■ WHAT YOU SHOULD DO ■
Output every entry exactly, from the first line to the last.
### MATERIAL PROVIDED
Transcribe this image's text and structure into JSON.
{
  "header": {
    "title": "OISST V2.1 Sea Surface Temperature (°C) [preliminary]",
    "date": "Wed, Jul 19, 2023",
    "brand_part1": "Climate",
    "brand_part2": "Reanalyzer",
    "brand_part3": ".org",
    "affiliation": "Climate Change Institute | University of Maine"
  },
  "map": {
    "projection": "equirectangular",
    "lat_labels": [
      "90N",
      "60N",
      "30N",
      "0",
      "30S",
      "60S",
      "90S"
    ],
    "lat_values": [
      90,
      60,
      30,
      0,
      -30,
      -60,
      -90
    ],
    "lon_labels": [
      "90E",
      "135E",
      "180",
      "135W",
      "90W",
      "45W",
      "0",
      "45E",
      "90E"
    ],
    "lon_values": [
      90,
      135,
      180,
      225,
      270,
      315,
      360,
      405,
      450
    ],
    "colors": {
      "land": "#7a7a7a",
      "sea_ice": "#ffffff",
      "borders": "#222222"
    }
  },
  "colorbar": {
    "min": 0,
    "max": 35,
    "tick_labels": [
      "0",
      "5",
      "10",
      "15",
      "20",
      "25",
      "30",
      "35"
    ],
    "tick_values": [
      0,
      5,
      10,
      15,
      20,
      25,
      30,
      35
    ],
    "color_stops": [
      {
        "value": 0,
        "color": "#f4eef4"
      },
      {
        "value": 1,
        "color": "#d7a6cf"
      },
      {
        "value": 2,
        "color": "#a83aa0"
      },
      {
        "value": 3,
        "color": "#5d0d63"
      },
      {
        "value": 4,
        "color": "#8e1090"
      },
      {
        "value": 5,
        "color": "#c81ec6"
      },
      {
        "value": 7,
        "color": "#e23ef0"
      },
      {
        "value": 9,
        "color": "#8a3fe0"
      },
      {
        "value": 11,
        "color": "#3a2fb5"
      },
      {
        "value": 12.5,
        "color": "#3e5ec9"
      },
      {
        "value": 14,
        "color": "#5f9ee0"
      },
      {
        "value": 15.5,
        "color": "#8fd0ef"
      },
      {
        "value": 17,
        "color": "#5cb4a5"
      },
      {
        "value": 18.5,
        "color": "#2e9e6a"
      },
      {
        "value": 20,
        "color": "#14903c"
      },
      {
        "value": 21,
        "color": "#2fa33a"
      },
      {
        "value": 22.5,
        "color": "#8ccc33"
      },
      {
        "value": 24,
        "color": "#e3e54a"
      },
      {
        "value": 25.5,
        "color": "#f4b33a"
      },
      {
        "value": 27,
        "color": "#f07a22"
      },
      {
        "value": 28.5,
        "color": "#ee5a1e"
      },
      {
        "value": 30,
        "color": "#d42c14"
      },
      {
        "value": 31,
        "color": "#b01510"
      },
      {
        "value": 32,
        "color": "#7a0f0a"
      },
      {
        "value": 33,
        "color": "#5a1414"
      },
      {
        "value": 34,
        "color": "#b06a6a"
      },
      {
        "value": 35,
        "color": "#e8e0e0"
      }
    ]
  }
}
######
■ RESPONSE TO THE EXERCISE ■
Transcribe this image's text and structure into JSON.
{
  "header": {
    "title": "OISST V2.1 Sea Surface Temperature (°C) [preliminary]",
    "date": "Wed, Jul 19, 2023",
    "brand_part1": "Climate",
    "brand_part2": "Reanalyzer",
    "brand_part3": ".org",
    "affiliation": "Climate Change Institute | University of Maine"
  },
  "map": {
    "projection": "equirectangular",
    "lat_labels": [
      "90N",
      "60N",
      "30N",
      "0",
      "30S",
      "60S",
      "90S"
    ],
    "lat_values": [
      90,
      60,
      30,
      0,
      -30,
      -60,
      -90
    ],
    "lon_labels": [
      "90E",
      "135E",
      "180",
      "135W",
      "90W",
      "45W",
      "0",
      "45E",
      "90E"
    ],
    "lon_values": [
      90,
      135,
      180,
      225,
      270,
      315,
      360,
      405,
      450
    ],
    "colors": {
      "land": "#7a7a7a",
      "sea_ice": "#ffffff",
      "borders": "#222222"
    }
  },
  "colorbar": {
    "min": 0,
    "max": 35,
    "tick_labels": [
      "0",
      "5",
      "10",
      "15",
      "20",
      "25",
      "30",
      "35"
    ],
    "tick_values": [
      0,
      5,
      10,
      15,
      20,
      25,
      30,
      35
    ],
    "color_stops": [
      {
        "value": 0,
        "color": "#f4eef4"
      },
      {
        "value": 1,
        "color": "#d7a6cf"
      },
      {
        "value": 2,
        "color": "#a83aa0"
      },
      {
        "value": 3,
        "color": "#5d0d63"
      },
      {
        "value": 4,
        "color": "#8e1090"
      },
      {
        "value": 5,
        "color": "#c81ec6"
      },
      {
        "value": 7,
        "color": "#e23ef0"
      },
      {
        "value": 9,
        "color": "#8a3fe0"
      },
      {
        "value": 11,
        "color": "#3a2fb5"
      },
      {
        "value": 12.5,
        "color": "#3e5ec9"
      },
      {
        "value": 14,
        "color": "#5f9ee0"
      },
      {
        "value": 15.5,
        "color": "#8fd0ef"
      },
      {
        "value": 17,
        "color": "#5cb4a5"
      },
      {
        "value": 18.5,
        "color": "#2e9e6a"
      },
      {
        "value": 20,
        "color": "#14903c"
      },
      {
        "value": 21,
        "color": "#2fa33a"
      },
      {
        "value": 22.5,
        "color": "#8ccc33"
      },
      {
        "value": 24,
        "color": "#e3e54a"
      },
      {
        "value": 25.5,
        "color": "#f4b33a"
      },
      {
        "value": 27,
        "color": "#f07a22"
      },
      {
        "value": 28.5,
        "color": "#ee5a1e"
      },
      {
        "value": 30,
        "color": "#d42c14"
      },
      {
        "value": 31,
        "color": "#b01510"
      },
      {
        "value": 32,
        "color": "#7a0f0a"
      },
      {
        "value": 33,
        "color": "#5a1414"
      },
      {
        "value": 34,
        "color": "#b06a6a"
      },
      {
        "value": 35,
        "color": "#e8e0e0"
      }
    ]
  }
}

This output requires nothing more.